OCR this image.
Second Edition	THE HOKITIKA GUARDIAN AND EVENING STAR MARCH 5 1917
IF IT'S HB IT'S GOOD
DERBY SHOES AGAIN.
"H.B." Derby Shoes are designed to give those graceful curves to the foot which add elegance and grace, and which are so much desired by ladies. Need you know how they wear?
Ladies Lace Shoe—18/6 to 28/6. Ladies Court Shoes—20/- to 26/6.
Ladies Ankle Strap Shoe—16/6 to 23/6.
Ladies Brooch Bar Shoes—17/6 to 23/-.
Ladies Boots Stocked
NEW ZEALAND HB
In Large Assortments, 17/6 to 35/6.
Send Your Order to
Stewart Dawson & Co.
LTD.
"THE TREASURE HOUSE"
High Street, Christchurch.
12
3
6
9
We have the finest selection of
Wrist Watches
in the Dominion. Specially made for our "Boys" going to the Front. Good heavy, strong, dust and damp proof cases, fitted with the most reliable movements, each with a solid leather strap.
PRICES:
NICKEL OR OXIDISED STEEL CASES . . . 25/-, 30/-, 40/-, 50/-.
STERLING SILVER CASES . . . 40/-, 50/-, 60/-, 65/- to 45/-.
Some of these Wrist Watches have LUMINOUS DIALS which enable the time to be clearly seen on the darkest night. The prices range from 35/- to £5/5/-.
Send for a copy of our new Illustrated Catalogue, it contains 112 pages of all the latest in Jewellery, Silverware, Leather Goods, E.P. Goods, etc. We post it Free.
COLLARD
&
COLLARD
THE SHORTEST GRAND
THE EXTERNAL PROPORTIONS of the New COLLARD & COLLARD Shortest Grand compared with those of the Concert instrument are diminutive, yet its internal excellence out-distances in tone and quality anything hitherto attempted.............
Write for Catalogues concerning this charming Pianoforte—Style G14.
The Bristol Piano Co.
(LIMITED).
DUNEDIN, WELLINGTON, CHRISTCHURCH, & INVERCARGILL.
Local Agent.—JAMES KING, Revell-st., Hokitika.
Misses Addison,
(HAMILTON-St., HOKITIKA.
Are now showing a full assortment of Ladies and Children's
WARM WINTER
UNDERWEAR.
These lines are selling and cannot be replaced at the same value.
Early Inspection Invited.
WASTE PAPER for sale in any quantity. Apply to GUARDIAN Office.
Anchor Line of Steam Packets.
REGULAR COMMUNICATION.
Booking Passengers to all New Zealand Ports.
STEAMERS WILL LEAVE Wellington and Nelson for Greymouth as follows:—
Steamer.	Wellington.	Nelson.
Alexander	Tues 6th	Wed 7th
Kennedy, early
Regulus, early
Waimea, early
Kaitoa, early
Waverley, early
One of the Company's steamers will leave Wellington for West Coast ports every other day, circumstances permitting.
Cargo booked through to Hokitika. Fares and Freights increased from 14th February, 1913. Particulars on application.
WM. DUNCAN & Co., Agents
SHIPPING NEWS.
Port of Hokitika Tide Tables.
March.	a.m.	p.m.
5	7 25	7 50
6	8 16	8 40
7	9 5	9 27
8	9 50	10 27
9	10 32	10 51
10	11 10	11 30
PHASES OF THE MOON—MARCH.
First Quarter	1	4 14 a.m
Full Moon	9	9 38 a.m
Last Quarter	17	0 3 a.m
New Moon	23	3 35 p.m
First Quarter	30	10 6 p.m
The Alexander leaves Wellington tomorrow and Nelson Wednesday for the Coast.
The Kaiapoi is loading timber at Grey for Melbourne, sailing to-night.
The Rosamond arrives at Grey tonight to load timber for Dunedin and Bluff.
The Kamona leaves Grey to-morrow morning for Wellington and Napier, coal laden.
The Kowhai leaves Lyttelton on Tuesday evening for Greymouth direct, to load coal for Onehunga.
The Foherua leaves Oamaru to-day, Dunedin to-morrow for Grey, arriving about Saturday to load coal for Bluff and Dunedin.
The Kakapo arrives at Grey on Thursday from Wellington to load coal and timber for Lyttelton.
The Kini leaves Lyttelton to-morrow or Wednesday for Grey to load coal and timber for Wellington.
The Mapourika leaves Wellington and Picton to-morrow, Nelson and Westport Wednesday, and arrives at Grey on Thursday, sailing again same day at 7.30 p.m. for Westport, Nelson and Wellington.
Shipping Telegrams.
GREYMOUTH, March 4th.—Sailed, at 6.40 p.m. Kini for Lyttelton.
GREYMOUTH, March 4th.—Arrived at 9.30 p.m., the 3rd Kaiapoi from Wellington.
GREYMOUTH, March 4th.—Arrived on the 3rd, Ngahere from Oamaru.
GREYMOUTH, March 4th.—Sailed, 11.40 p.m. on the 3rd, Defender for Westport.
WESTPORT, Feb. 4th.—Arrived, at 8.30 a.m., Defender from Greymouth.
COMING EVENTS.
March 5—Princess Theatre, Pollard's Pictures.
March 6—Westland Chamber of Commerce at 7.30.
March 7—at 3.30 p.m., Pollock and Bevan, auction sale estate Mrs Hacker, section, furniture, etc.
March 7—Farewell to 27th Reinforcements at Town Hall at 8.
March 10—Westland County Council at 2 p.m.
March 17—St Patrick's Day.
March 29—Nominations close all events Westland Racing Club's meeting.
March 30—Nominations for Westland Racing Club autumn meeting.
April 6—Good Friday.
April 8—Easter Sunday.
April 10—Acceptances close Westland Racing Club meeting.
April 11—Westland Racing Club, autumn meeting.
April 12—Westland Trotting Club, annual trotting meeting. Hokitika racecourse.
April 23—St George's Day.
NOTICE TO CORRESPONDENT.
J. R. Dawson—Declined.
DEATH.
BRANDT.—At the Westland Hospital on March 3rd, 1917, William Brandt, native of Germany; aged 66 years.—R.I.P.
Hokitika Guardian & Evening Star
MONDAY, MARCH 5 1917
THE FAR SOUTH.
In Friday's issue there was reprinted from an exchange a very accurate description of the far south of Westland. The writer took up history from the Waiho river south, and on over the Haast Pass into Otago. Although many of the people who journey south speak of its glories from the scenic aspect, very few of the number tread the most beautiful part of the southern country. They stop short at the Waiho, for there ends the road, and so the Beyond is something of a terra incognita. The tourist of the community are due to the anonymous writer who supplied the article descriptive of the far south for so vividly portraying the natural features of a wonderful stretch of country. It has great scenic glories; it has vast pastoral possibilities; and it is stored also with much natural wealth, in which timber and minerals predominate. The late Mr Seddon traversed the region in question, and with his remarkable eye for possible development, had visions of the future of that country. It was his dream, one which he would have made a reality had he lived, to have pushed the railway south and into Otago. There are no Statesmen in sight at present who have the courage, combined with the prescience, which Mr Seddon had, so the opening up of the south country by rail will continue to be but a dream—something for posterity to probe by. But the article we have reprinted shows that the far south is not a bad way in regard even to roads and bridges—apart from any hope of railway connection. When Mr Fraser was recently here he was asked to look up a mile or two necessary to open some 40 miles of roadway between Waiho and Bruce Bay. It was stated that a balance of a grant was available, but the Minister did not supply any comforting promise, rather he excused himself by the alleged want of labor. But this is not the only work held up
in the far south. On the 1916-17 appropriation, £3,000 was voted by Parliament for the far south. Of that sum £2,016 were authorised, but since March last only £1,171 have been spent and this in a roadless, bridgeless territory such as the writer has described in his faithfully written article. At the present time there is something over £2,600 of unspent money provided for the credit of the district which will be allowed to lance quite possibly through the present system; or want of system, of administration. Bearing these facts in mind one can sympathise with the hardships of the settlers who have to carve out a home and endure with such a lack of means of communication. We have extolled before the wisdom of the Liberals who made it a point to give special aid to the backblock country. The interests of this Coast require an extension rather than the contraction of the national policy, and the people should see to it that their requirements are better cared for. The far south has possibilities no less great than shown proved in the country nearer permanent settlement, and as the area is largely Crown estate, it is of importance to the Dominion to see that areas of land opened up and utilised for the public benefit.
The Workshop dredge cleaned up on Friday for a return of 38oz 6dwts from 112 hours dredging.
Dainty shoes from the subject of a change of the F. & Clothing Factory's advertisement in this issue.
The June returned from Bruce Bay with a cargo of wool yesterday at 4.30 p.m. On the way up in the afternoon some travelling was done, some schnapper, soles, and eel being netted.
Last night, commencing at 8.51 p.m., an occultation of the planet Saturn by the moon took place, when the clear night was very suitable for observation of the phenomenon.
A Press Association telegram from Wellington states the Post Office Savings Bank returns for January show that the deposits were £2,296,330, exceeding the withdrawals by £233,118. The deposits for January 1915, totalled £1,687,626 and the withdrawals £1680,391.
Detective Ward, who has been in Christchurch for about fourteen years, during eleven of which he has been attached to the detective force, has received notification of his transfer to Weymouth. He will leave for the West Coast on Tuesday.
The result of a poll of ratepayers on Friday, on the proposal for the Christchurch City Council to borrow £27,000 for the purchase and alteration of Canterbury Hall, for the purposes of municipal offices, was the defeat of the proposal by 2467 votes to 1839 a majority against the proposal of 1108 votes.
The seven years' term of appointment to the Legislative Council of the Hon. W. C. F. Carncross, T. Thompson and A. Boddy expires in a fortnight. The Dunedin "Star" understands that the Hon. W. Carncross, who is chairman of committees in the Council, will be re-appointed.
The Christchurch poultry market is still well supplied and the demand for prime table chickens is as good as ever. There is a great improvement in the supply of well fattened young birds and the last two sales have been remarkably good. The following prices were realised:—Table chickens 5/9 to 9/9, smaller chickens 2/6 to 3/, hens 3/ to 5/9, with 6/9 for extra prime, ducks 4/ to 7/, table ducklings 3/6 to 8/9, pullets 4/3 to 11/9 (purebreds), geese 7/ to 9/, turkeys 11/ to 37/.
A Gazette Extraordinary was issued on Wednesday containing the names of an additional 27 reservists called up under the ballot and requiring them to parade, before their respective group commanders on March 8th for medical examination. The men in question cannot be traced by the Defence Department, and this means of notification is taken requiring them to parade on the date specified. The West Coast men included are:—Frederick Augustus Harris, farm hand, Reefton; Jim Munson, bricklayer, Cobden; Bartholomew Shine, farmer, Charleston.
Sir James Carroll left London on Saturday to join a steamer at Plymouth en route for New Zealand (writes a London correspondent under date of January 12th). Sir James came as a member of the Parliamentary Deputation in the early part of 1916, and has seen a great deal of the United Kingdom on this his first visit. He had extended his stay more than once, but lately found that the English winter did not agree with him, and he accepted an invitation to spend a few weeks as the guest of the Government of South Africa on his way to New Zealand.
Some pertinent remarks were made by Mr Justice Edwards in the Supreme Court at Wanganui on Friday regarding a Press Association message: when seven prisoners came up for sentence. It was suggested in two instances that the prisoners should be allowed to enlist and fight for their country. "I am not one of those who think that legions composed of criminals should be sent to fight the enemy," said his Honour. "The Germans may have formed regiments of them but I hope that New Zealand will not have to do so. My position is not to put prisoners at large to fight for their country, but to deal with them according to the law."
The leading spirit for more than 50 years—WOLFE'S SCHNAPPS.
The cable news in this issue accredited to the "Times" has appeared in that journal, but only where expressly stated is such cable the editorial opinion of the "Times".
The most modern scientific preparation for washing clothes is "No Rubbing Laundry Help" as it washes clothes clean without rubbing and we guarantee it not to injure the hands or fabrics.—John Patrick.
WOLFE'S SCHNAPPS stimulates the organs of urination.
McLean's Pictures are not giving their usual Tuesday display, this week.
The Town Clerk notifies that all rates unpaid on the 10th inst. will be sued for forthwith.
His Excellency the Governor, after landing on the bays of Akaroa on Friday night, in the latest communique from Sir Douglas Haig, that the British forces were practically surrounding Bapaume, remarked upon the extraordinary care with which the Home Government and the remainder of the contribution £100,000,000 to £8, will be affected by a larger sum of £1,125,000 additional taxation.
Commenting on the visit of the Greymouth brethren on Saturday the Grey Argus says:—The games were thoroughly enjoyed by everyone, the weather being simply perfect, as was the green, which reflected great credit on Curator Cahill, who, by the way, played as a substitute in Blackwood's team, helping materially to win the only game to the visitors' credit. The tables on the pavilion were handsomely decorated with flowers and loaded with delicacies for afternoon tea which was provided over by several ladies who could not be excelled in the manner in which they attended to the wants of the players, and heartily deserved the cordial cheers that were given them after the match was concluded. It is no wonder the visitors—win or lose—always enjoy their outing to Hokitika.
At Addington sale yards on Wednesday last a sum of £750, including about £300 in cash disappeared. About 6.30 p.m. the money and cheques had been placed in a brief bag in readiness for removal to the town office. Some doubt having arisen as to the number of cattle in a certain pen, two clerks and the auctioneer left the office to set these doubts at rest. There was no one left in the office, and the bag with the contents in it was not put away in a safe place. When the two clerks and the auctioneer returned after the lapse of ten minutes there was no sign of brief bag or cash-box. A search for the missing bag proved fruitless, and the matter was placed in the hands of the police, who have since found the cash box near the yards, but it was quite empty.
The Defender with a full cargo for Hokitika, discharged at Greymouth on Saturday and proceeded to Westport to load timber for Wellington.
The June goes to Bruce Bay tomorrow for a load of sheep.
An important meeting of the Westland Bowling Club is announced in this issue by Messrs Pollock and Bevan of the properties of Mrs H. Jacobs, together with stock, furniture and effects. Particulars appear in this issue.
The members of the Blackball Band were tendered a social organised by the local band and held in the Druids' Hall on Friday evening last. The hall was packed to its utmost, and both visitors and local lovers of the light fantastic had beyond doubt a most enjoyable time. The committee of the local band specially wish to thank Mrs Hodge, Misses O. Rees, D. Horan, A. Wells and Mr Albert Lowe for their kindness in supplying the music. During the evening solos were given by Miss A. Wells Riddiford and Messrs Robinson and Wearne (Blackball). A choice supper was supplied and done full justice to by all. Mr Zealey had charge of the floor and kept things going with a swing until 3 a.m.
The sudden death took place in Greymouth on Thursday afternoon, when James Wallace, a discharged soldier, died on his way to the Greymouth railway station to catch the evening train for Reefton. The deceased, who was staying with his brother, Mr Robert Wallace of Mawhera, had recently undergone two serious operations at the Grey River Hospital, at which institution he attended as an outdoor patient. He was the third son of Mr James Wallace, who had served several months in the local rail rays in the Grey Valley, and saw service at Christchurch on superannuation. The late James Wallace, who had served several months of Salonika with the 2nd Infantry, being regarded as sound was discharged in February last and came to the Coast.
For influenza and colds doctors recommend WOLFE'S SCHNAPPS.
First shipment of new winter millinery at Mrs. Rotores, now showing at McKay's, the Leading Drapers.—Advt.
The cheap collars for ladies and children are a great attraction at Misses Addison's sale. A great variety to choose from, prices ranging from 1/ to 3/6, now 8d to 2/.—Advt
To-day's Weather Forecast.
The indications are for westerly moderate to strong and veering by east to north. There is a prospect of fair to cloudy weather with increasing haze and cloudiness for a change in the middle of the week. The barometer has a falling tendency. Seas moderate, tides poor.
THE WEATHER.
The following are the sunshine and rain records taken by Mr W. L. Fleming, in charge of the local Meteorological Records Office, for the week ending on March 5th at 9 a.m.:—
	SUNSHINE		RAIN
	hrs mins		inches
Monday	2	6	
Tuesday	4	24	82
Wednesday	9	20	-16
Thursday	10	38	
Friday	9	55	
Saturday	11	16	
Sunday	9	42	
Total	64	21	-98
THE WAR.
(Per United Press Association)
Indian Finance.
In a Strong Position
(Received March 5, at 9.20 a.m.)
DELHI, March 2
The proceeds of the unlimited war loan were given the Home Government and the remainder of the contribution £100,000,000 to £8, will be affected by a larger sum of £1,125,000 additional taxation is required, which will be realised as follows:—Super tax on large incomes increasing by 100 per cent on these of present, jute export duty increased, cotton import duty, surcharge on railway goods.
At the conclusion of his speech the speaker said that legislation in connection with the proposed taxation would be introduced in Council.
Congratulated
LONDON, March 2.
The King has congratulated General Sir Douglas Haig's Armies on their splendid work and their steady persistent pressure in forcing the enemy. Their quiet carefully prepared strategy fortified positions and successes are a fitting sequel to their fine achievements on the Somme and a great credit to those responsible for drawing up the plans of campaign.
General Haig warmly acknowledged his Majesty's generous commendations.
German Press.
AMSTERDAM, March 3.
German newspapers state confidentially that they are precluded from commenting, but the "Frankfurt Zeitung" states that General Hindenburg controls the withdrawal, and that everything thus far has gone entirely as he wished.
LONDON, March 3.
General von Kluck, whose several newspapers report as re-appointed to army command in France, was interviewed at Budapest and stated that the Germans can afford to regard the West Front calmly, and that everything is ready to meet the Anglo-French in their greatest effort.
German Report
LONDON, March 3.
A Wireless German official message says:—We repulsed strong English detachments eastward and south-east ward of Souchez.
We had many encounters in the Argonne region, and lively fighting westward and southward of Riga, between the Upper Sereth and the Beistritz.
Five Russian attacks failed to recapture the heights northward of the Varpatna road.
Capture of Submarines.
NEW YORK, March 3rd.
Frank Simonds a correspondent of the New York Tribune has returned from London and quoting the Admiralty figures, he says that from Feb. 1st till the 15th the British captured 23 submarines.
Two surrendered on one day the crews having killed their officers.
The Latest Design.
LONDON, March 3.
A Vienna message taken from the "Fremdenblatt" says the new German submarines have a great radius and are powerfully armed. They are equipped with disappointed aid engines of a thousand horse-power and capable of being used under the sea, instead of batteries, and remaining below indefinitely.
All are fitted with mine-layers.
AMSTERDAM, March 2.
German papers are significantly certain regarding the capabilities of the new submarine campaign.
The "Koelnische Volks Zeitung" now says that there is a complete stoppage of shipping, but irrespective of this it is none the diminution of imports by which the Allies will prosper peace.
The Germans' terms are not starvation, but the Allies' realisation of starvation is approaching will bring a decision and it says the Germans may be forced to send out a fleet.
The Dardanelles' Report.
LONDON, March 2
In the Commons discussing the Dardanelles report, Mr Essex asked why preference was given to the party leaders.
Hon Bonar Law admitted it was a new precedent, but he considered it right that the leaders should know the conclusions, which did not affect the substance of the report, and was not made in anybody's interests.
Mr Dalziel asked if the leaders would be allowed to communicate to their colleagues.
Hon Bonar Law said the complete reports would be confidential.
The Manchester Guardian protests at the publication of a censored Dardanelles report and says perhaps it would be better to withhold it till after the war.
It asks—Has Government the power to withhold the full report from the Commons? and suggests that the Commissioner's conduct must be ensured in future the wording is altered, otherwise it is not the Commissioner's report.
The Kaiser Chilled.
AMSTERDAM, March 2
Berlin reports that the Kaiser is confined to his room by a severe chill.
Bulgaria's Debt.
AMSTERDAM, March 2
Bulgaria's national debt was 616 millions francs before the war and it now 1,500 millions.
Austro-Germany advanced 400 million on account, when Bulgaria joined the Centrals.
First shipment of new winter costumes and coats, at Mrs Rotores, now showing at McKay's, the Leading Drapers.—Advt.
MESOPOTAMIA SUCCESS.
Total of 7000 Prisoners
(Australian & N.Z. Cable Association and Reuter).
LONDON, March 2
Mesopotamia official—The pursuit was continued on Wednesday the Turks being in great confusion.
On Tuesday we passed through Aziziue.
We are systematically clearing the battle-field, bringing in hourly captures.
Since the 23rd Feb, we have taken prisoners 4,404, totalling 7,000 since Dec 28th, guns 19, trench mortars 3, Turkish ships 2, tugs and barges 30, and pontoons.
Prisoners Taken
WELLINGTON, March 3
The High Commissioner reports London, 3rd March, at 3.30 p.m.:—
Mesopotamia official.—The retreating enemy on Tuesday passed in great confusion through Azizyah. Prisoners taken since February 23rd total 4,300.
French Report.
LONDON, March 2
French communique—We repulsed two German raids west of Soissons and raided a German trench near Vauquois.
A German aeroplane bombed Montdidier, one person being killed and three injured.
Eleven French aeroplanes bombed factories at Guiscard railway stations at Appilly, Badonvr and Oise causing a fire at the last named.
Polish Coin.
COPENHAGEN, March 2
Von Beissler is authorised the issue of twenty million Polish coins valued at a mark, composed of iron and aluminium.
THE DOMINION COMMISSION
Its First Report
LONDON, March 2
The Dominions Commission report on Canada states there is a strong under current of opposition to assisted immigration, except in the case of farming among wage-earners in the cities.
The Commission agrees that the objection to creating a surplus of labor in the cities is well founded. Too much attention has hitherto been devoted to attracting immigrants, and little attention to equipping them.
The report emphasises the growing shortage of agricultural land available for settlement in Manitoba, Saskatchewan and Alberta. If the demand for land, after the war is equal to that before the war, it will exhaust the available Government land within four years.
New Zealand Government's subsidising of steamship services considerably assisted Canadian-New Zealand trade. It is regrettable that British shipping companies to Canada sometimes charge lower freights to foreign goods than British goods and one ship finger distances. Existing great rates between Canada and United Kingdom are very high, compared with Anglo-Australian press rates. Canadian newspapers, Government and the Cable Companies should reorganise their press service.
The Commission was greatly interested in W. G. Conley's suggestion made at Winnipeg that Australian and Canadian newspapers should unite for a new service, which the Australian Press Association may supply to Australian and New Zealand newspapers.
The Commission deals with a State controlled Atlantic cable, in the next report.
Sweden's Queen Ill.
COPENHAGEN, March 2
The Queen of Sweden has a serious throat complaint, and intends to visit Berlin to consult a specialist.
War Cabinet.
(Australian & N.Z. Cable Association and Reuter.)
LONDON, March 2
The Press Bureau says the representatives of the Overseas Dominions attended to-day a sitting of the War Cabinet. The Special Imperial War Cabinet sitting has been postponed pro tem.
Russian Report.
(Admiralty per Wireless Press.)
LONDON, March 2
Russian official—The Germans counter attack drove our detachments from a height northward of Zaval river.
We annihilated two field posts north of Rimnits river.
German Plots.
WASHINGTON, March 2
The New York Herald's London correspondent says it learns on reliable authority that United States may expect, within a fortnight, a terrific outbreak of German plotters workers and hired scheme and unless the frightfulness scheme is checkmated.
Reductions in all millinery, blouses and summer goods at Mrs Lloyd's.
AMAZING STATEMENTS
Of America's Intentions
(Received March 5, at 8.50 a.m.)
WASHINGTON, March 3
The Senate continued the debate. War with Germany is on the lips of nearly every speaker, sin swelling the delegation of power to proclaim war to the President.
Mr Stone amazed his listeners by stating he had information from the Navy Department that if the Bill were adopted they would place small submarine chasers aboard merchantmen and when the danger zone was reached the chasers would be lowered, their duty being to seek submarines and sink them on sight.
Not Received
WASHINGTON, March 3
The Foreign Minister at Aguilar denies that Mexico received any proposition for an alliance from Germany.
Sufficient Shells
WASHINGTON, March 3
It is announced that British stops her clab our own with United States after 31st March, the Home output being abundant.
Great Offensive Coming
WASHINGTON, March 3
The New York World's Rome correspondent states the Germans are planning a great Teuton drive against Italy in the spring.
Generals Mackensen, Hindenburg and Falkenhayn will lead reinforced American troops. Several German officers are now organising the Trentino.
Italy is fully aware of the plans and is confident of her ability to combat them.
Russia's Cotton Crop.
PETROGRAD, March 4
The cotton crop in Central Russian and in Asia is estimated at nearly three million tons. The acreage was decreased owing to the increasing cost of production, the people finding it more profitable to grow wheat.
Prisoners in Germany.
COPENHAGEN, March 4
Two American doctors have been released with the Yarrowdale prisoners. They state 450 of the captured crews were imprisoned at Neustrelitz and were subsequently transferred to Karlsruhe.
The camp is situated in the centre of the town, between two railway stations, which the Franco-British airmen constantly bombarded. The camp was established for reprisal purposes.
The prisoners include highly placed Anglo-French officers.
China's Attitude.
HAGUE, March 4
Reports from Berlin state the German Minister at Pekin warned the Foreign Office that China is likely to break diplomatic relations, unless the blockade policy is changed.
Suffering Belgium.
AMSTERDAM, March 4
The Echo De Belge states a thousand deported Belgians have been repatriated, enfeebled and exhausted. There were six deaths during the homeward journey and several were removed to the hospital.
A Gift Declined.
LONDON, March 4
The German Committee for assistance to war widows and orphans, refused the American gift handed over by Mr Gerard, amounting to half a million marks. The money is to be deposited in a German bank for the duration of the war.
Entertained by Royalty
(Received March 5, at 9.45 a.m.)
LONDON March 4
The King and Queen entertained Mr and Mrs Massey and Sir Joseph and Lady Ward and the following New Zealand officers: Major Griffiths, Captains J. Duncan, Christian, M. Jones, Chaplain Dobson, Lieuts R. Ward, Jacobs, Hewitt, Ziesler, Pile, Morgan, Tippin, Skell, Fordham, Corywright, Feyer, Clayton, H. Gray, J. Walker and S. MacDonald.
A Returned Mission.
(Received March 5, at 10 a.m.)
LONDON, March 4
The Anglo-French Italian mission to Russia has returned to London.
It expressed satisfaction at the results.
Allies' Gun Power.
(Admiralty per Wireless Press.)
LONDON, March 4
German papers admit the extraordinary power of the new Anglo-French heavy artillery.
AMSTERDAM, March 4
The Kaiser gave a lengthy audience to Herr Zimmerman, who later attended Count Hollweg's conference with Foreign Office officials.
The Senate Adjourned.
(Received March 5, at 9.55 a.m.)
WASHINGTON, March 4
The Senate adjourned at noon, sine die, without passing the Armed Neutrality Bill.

[Exercise task] Go through the lines above. Select every one that has the string "field".

[Response to the exercise]
We are systematically clearing the battle-field, bringing in hourly captures.
We annihilated two field posts north of Rimnits river.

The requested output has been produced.